Do not copy the pictures; transcribe all other material exactly.

(Collected data entries)
..........
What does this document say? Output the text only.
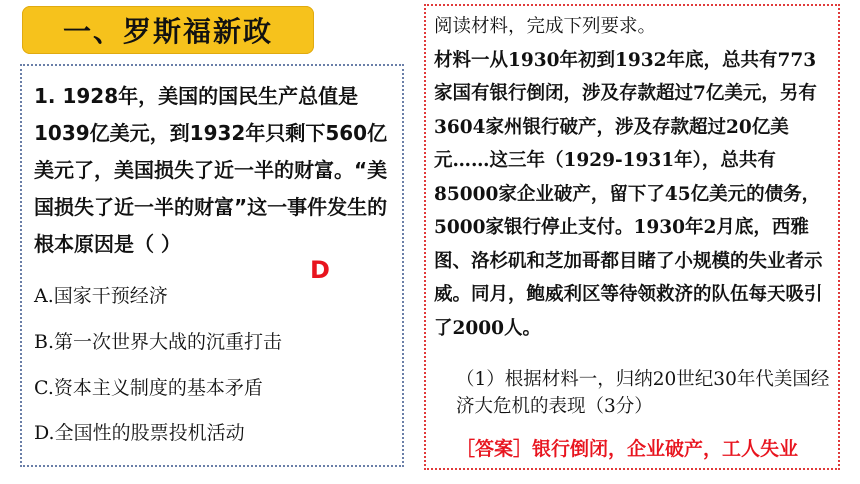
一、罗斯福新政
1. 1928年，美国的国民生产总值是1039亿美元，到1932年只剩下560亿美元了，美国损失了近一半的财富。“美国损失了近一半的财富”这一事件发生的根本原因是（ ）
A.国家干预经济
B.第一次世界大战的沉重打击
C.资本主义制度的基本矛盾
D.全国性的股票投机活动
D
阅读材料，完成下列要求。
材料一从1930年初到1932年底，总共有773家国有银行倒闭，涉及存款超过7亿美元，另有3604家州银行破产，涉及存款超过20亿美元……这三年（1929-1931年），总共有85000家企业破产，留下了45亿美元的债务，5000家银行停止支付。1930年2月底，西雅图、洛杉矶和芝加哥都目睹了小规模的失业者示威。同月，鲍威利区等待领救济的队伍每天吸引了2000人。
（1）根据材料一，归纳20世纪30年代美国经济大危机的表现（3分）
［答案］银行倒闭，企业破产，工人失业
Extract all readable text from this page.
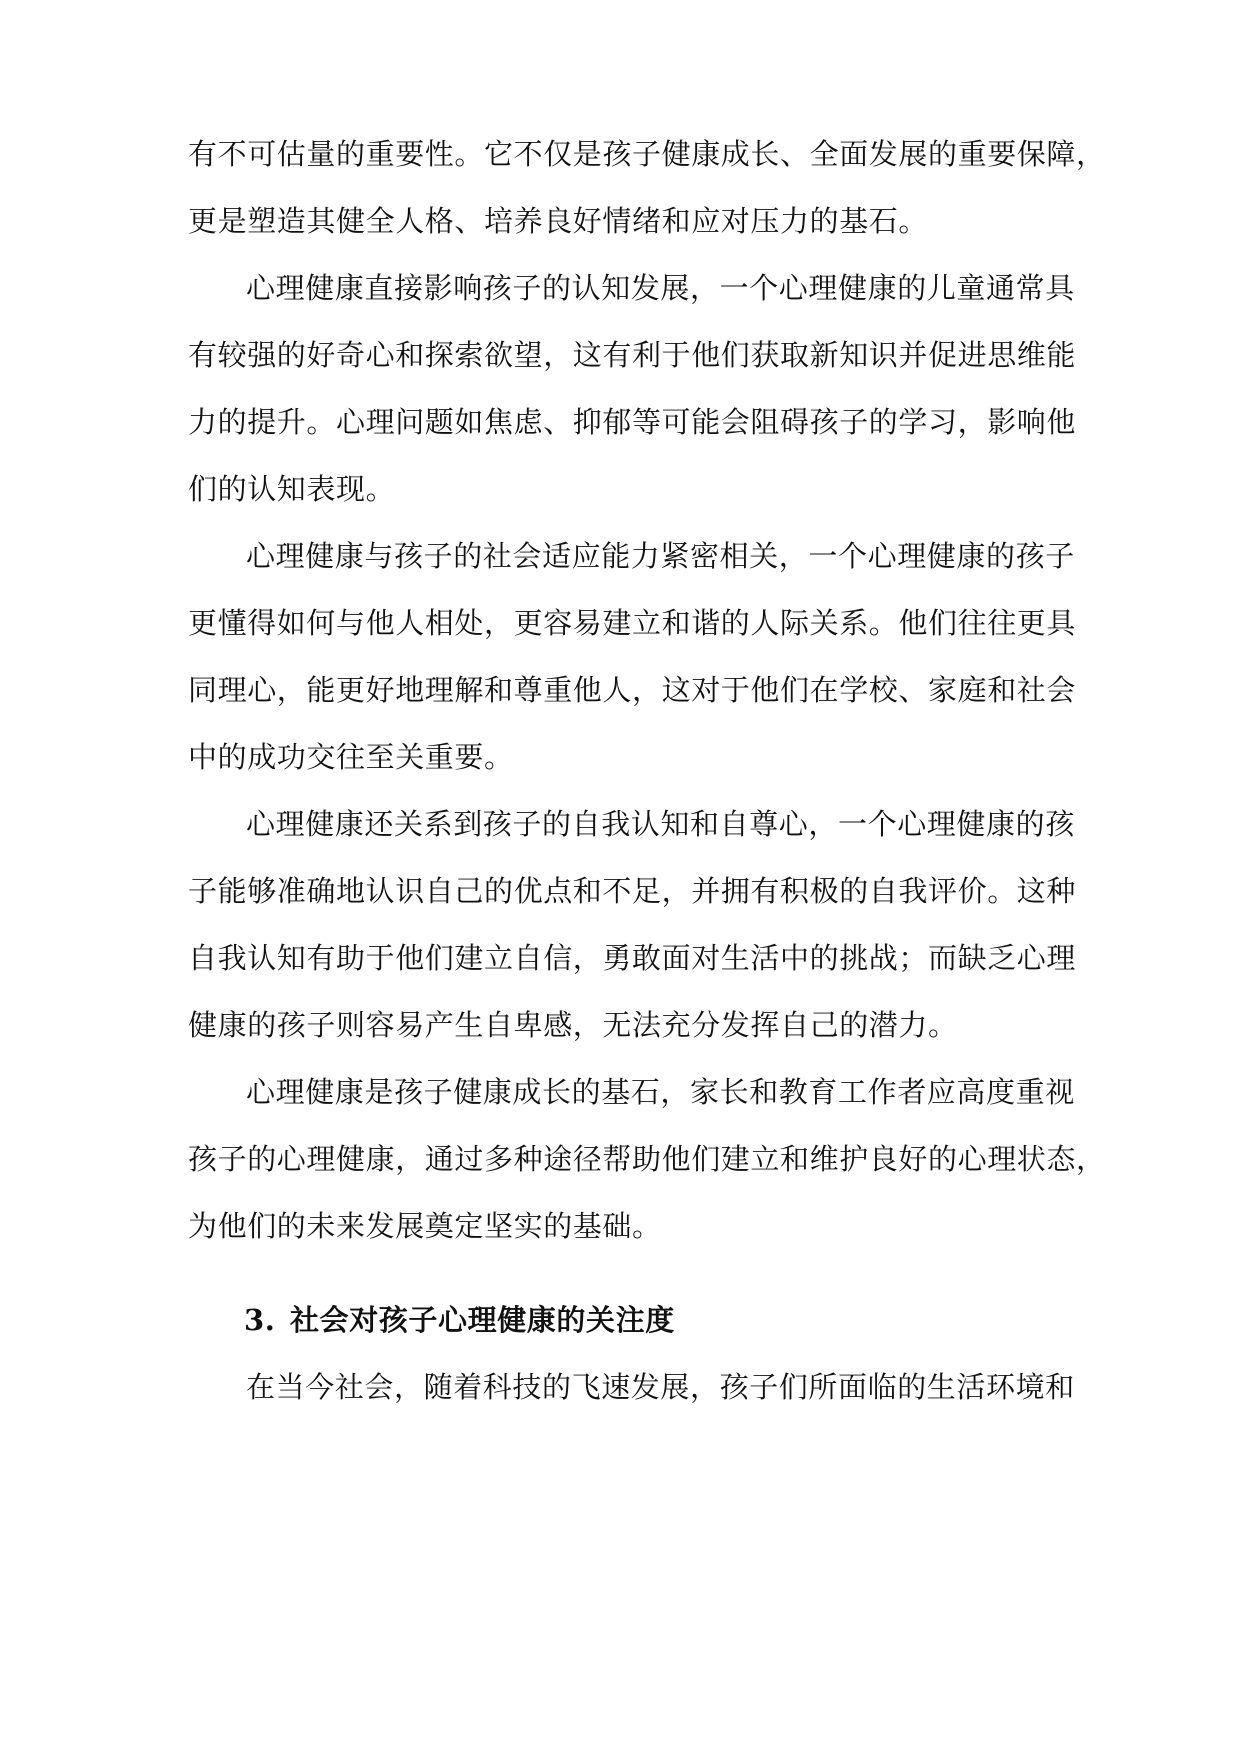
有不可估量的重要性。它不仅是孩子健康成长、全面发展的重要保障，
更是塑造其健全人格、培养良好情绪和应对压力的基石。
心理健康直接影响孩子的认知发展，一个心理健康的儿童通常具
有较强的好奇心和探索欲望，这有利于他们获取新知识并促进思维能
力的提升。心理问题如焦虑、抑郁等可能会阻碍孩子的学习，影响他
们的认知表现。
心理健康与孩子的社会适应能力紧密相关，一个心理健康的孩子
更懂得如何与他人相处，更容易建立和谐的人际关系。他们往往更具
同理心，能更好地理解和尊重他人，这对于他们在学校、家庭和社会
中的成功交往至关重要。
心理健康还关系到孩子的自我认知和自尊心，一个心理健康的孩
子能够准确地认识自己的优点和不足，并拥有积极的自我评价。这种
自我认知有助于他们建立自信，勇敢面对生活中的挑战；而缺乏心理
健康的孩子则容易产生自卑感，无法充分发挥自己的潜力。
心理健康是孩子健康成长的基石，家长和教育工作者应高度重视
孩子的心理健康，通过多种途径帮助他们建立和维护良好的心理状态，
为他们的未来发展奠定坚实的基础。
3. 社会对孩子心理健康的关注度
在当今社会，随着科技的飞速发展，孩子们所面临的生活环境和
..........
▸ **Answer below**
What does this document say? Output the text only.
一、罗斯福新政
1. 1928年，美国的国民生产总值是1039亿美元，到1932年只剩下560亿美元了，美国损失了近一半的财富。“美国损失了近一半的财富”这一事件发生的根本原因是（ ）
A.国家干预经济
B.第一次世界大战的沉重打击
C.资本主义制度的基本矛盾
D.全国性的股票投机活动
D
阅读材料，完成下列要求。
材料一从1930年初到1932年底，总共有773家国有银行倒闭，涉及存款超过7亿美元，另有3604家州银行破产，涉及存款超过20亿美元……这三年（1929-1931年），总共有85000家企业破产，留下了45亿美元的债务，5000家银行停止支付。1930年2月底，西雅图、洛杉矶和芝加哥都目睹了小规模的失业者示威。同月，鲍威利区等待领救济的队伍每天吸引了2000人。
（1）根据材料一，归纳20世纪30年代美国经济大危机的表现（3分）
［答案］银行倒闭，企业破产，工人失业
Extract all readable text from this page.
有不可估量的重要性。它不仅是孩子健康成长、全面发展的重要保障，
更是塑造其健全人格、培养良好情绪和应对压力的基石。
心理健康直接影响孩子的认知发展，一个心理健康的儿童通常具
有较强的好奇心和探索欲望，这有利于他们获取新知识并促进思维能
力的提升。心理问题如焦虑、抑郁等可能会阻碍孩子的学习，影响他
们的认知表现。
心理健康与孩子的社会适应能力紧密相关，一个心理健康的孩子
更懂得如何与他人相处，更容易建立和谐的人际关系。他们往往更具
同理心，能更好地理解和尊重他人，这对于他们在学校、家庭和社会
中的成功交往至关重要。
心理健康还关系到孩子的自我认知和自尊心，一个心理健康的孩
子能够准确地认识自己的优点和不足，并拥有积极的自我评价。这种
自我认知有助于他们建立自信，勇敢面对生活中的挑战；而缺乏心理
健康的孩子则容易产生自卑感，无法充分发挥自己的潜力。
心理健康是孩子健康成长的基石，家长和教育工作者应高度重视
孩子的心理健康，通过多种途径帮助他们建立和维护良好的心理状态，
为他们的未来发展奠定坚实的基础。
3. 社会对孩子心理健康的关注度
在当今社会，随着科技的飞速发展，孩子们所面临的生活环境和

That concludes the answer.